(Records from a dataset)
--

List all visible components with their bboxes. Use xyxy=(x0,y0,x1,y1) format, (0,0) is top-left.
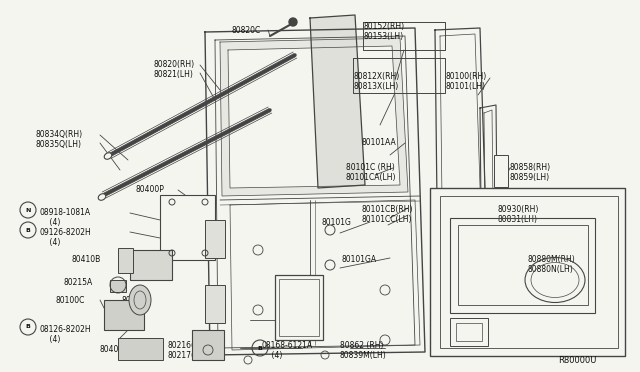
Bar xyxy=(192,330,224,360)
Text: 80862 (RH)
80839M(LH): 80862 (RH) 80839M(LH) xyxy=(340,341,387,360)
Polygon shape xyxy=(228,46,400,188)
Polygon shape xyxy=(435,28,488,288)
Text: 09126-8202H
    (4): 09126-8202H (4) xyxy=(40,228,92,247)
Bar xyxy=(160,195,215,260)
Text: 80410B: 80410B xyxy=(72,255,101,264)
Bar xyxy=(130,250,172,280)
Text: 80834Q(RH)
80835Q(LH): 80834Q(RH) 80835Q(LH) xyxy=(35,130,82,150)
Text: 80930(RH)
80831(LH): 80930(RH) 80831(LH) xyxy=(497,205,538,224)
Text: 80820(RH)
80821(LH): 80820(RH) 80821(LH) xyxy=(153,60,194,79)
Text: 80101A
80101CD: 80101A 80101CD xyxy=(275,295,310,314)
Polygon shape xyxy=(310,15,365,188)
Text: B: B xyxy=(26,228,31,232)
Text: 80820C: 80820C xyxy=(232,26,261,35)
Polygon shape xyxy=(205,28,425,355)
Ellipse shape xyxy=(129,285,151,315)
Bar xyxy=(205,220,225,258)
Text: 80101AA: 80101AA xyxy=(362,138,397,147)
Bar xyxy=(440,196,618,348)
Bar xyxy=(450,218,595,313)
Text: R80000U: R80000U xyxy=(558,356,596,365)
Text: 80152(RH)
80153(LH): 80152(RH) 80153(LH) xyxy=(363,22,404,41)
Text: 08126-8202H
    (4): 08126-8202H (4) xyxy=(40,325,92,344)
Ellipse shape xyxy=(98,194,106,200)
Text: 08918-1081A
    (4): 08918-1081A (4) xyxy=(40,208,91,227)
Text: 80101GA: 80101GA xyxy=(342,255,377,264)
Bar xyxy=(118,248,133,273)
Bar xyxy=(104,300,144,330)
Bar xyxy=(458,225,588,305)
Text: 80858(RH)
80859(LH): 80858(RH) 80859(LH) xyxy=(510,163,551,182)
Text: 80101C (RH)
80101CA(LH): 80101C (RH) 80101CA(LH) xyxy=(346,163,397,182)
Circle shape xyxy=(289,18,297,26)
Polygon shape xyxy=(220,38,408,196)
Bar xyxy=(456,323,482,341)
Text: 80880M(RH)
80880N(LH): 80880M(RH) 80880N(LH) xyxy=(528,255,576,275)
Polygon shape xyxy=(480,105,498,308)
Bar xyxy=(430,188,625,356)
Text: N: N xyxy=(26,208,31,212)
Text: B: B xyxy=(26,324,31,330)
Bar xyxy=(205,285,225,323)
Text: 80400PA: 80400PA xyxy=(100,345,134,354)
Bar xyxy=(450,318,488,346)
Text: 80101G: 80101G xyxy=(322,218,352,227)
Text: 08168-6121A
    (4): 08168-6121A (4) xyxy=(262,341,313,360)
Text: 80440: 80440 xyxy=(122,296,147,305)
Text: B: B xyxy=(257,346,262,350)
Bar xyxy=(118,338,163,360)
Text: 80216(RH)
80217(LH): 80216(RH) 80217(LH) xyxy=(168,341,209,360)
Ellipse shape xyxy=(104,153,112,159)
Text: 80100C: 80100C xyxy=(56,296,85,305)
Bar xyxy=(494,155,508,187)
Text: 80812X(RH)
80813X(LH): 80812X(RH) 80813X(LH) xyxy=(353,72,399,92)
Text: 80101CB(RH)
80101CC(LH): 80101CB(RH) 80101CC(LH) xyxy=(361,205,413,224)
Text: 80100(RH)
80101(LH): 80100(RH) 80101(LH) xyxy=(446,72,487,92)
Bar xyxy=(275,275,323,340)
Bar xyxy=(110,280,126,292)
Bar xyxy=(279,279,319,336)
Text: 80400P: 80400P xyxy=(135,185,164,194)
Text: 80430: 80430 xyxy=(120,255,144,264)
Text: 80215A: 80215A xyxy=(64,278,93,287)
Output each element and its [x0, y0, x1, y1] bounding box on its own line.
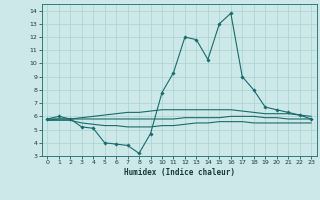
X-axis label: Humidex (Indice chaleur): Humidex (Indice chaleur)	[124, 168, 235, 177]
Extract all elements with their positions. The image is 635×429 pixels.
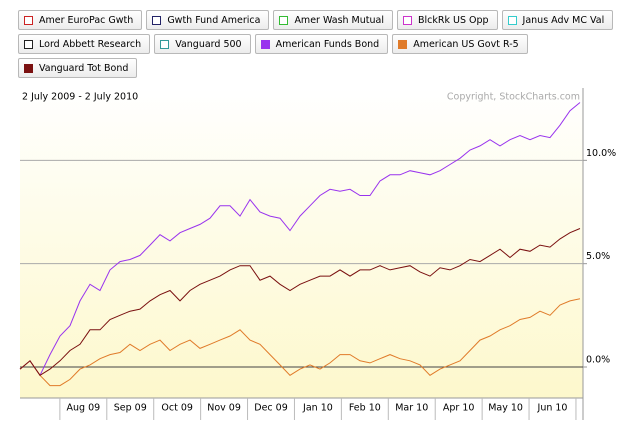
legend-swatch [507,15,517,25]
legend-swatch [24,39,33,49]
legend-button[interactable]: Gwth Fund America [146,10,270,30]
y-tick-label: 5.0% [586,251,610,262]
legend-button[interactable]: Vanguard Tot Bond [18,58,138,78]
legend-swatch [279,15,289,25]
legend-swatch [24,63,33,73]
x-tick-label: Jun 10 [537,403,568,414]
legend-button[interactable]: Amer EuroPac Gwth [18,10,143,30]
x-tick-label: Feb 10 [349,403,381,414]
x-tick-label: Jan 10 [302,403,333,414]
legend-swatch [398,39,408,49]
date-range: 2 July 2009 - 2 July 2010 [22,92,138,103]
x-tick-label: Mar 10 [395,403,428,414]
legend-button[interactable]: Janus Adv MC Val [501,10,614,30]
x-tick-label: Sep 09 [114,403,147,414]
x-tick-label: Aug 09 [67,403,101,414]
legend-swatch [152,15,162,25]
legend-label: Vanguard 500 [175,38,242,50]
legend-button[interactable]: American Funds Bond [254,34,389,54]
legend-button[interactable]: Amer Wash Mutual [273,10,393,30]
legend: Amer EuroPac Gwth Gwth Fund America Amer W… [18,10,618,78]
series-line [19,298,581,387]
series-line [19,228,581,376]
legend-button[interactable]: Lord Abbett Research [18,34,151,54]
legend-label: Gwth Fund America [167,14,261,26]
legend-label: Vanguard Tot Bond [39,62,129,74]
series-line [19,102,581,377]
x-tick-label: Nov 09 [207,403,241,414]
x-tick-label: Dec 09 [254,403,288,414]
legend-swatch [402,15,412,25]
legend-label: American US Govt R-5 [413,38,519,50]
plot-background [20,88,583,398]
legend-label: American Funds Bond [275,38,380,50]
legend-button[interactable]: American US Govt R-5 [392,34,528,54]
x-tick-label: Apr 10 [443,403,475,414]
legend-label: Amer EuroPac Gwth [39,14,134,26]
legend-swatch [260,39,270,49]
legend-label: Amer Wash Mutual [294,14,384,26]
legend-button[interactable]: Vanguard 500 [154,34,251,54]
x-tick-label: May 10 [488,403,523,414]
legend-swatch [24,15,33,25]
legend-label: Janus Adv MC Val [522,14,605,26]
copyright: Copyright, StockCharts.com [447,92,580,103]
x-tick-label: Oct 09 [161,403,193,414]
legend-label: Lord Abbett Research [39,38,142,50]
y-tick-label: 10.0% [586,148,616,159]
legend-label: BlckRk US Opp [417,14,489,26]
legend-button[interactable]: BlckRk US Opp [396,10,498,30]
legend-swatch [160,39,170,49]
y-tick-label: 0.0% [586,355,610,366]
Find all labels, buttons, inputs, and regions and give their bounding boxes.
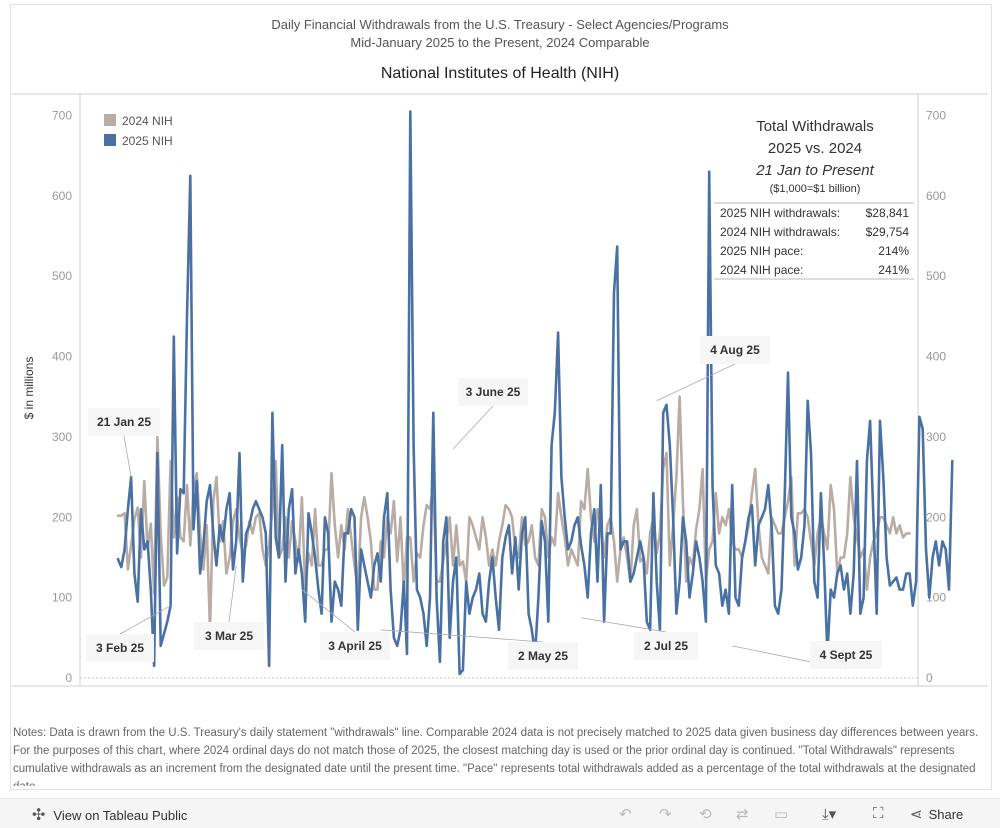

--

### Task statement
Reproduce every line of the records above without changing anything, leaving out the pictures.

### Solved exercise
List all visible components with their bboxes. Use xyxy=(x0,y0,x1,y1) format, (0,0) is top-left.
Bar xyxy=(192,330,224,360)
Text: 80862 (RH)
80839M(LH): 80862 (RH) 80839M(LH) xyxy=(340,341,387,360)
Polygon shape xyxy=(228,46,400,188)
Polygon shape xyxy=(435,28,488,288)
Text: 09126-8202H
    (4): 09126-8202H (4) xyxy=(40,228,92,247)
Bar xyxy=(160,195,215,260)
Text: 80410B: 80410B xyxy=(72,255,101,264)
Bar xyxy=(130,250,172,280)
Text: 80834Q(RH)
80835Q(LH): 80834Q(RH) 80835Q(LH) xyxy=(35,130,82,150)
Text: 80930(RH)
80831(LH): 80930(RH) 80831(LH) xyxy=(497,205,538,224)
Text: 80820(RH)
80821(LH): 80820(RH) 80821(LH) xyxy=(153,60,194,79)
Text: 80101A
80101CD: 80101A 80101CD xyxy=(275,295,310,314)
Polygon shape xyxy=(310,15,365,188)
Text: B: B xyxy=(26,228,31,232)
Text: 80820C: 80820C xyxy=(232,26,261,35)
Polygon shape xyxy=(205,28,425,355)
Ellipse shape xyxy=(129,285,151,315)
Bar xyxy=(205,220,225,258)
Text: 80101AA: 80101AA xyxy=(362,138,397,147)
Bar xyxy=(440,196,618,348)
Bar xyxy=(450,218,595,313)
Text: R80000U: R80000U xyxy=(558,356,596,365)
Text: 80152(RH)
80153(LH): 80152(RH) 80153(LH) xyxy=(363,22,404,41)
Text: 08126-8202H
    (4): 08126-8202H (4) xyxy=(40,325,92,344)
Ellipse shape xyxy=(98,194,106,200)
Text: 08918-1081A
    (4): 08918-1081A (4) xyxy=(40,208,91,227)
Text: 80101GA: 80101GA xyxy=(342,255,377,264)
Bar xyxy=(118,248,133,273)
Bar xyxy=(104,300,144,330)
Bar xyxy=(458,225,588,305)
Text: 80858(RH)
80859(LH): 80858(RH) 80859(LH) xyxy=(510,163,551,182)
Text: 80101C (RH)
80101CA(LH): 80101C (RH) 80101CA(LH) xyxy=(346,163,397,182)
Circle shape xyxy=(289,18,297,26)
Polygon shape xyxy=(220,38,408,196)
Bar xyxy=(456,323,482,341)
Text: 80880M(RH)
80880N(LH): 80880M(RH) 80880N(LH) xyxy=(528,255,576,275)
Polygon shape xyxy=(480,105,498,308)
Bar xyxy=(430,188,625,356)
Text: N: N xyxy=(26,208,31,212)
Text: B: B xyxy=(26,324,31,330)
Bar xyxy=(205,285,225,323)
Text: 80400PA: 80400PA xyxy=(100,345,134,354)
Bar xyxy=(450,318,488,346)
Text: 80101G: 80101G xyxy=(322,218,352,227)
Text: 08168-6121A
    (4): 08168-6121A (4) xyxy=(262,341,313,360)
Text: 80440: 80440 xyxy=(122,296,147,305)
Text: B: B xyxy=(257,346,262,350)
Bar xyxy=(118,338,163,360)
Text: 80216(RH)
80217(LH): 80216(RH) 80217(LH) xyxy=(168,341,209,360)
Ellipse shape xyxy=(104,153,112,159)
Text: 80100C: 80100C xyxy=(56,296,85,305)
Bar xyxy=(494,155,508,187)
Text: 80812X(RH)
80813X(LH): 80812X(RH) 80813X(LH) xyxy=(353,72,399,92)
Text: 80101CB(RH)
80101CC(LH): 80101CB(RH) 80101CC(LH) xyxy=(361,205,413,224)
Text: 80100(RH)
80101(LH): 80100(RH) 80101(LH) xyxy=(446,72,487,92)
Bar xyxy=(275,275,323,340)
Bar xyxy=(110,280,126,292)
Bar xyxy=(279,279,319,336)
Text: 80400P: 80400P xyxy=(135,185,164,194)
Text: 80430: 80430 xyxy=(120,255,144,264)
Text: 80215A: 80215A xyxy=(64,278,93,287)
Output each element and its [x0, y0, x1, y1] bounding box on its own line.
X-axis label: Humidex (Indice chaleur): Humidex (Indice chaleur)	[124, 168, 235, 177]
Extract all elements with their positions. The image is 635×429 pixels.
legend-swatch [507,15,517,25]
legend-swatch [24,39,33,49]
legend-button[interactable]: Gwth Fund America [146,10,270,30]
y-tick-label: 5.0% [586,251,610,262]
legend-button[interactable]: Vanguard Tot Bond [18,58,138,78]
legend-swatch [279,15,289,25]
legend-swatch [24,63,33,73]
x-tick-label: Jun 10 [537,403,568,414]
legend-button[interactable]: Amer EuroPac Gwth [18,10,143,30]
x-tick-label: Feb 10 [349,403,381,414]
x-tick-label: Jan 10 [302,403,333,414]
legend-swatch [398,39,408,49]
date-range: 2 July 2009 - 2 July 2010 [22,92,138,103]
x-tick-label: Mar 10 [395,403,428,414]
legend-button[interactable]: Janus Adv MC Val [501,10,614,30]
x-tick-label: Sep 09 [114,403,147,414]
x-tick-label: Aug 09 [67,403,101,414]
legend-swatch [152,15,162,25]
legend-label: Vanguard 500 [175,38,242,50]
legend-button[interactable]: American Funds Bond [254,34,389,54]
legend-button[interactable]: Amer Wash Mutual [273,10,393,30]
legend: Amer EuroPac Gwth Gwth Fund America Amer W… [18,10,618,78]
series-line [19,298,581,387]
series-line [19,228,581,376]
legend-button[interactable]: Lord Abbett Research [18,34,151,54]
legend-label: Gwth Fund America [167,14,261,26]
legend-label: Vanguard Tot Bond [39,62,129,74]
series-line [19,102,581,377]
x-tick-label: Nov 09 [207,403,241,414]
x-tick-label: Dec 09 [254,403,288,414]
legend-swatch [402,15,412,25]
legend-label: American US Govt R-5 [413,38,519,50]
plot-background [20,88,583,398]
legend-label: American Funds Bond [275,38,380,50]
legend-button[interactable]: American US Govt R-5 [392,34,528,54]
x-tick-label: Apr 10 [443,403,475,414]
legend-label: Amer EuroPac Gwth [39,14,134,26]
legend-swatch [260,39,270,49]
legend-label: Amer Wash Mutual [294,14,384,26]
legend-button[interactable]: Vanguard 500 [154,34,251,54]
x-tick-label: May 10 [488,403,523,414]
legend-swatch [24,15,33,25]
legend-label: Janus Adv MC Val [522,14,605,26]
copyright: Copyright, StockCharts.com [447,92,580,103]
x-tick-label: Oct 09 [161,403,193,414]
legend-label: Lord Abbett Research [39,38,142,50]
y-tick-label: 10.0% [586,148,616,159]
legend-label: BlckRk US Opp [417,14,489,26]
legend-button[interactable]: BlckRk US Opp [396,10,498,30]
legend-swatch [160,39,170,49]
y-tick-label: 0.0% [586,355,610,366]
Find all labels, buttons, inputs, and regions and give their bounding boxes.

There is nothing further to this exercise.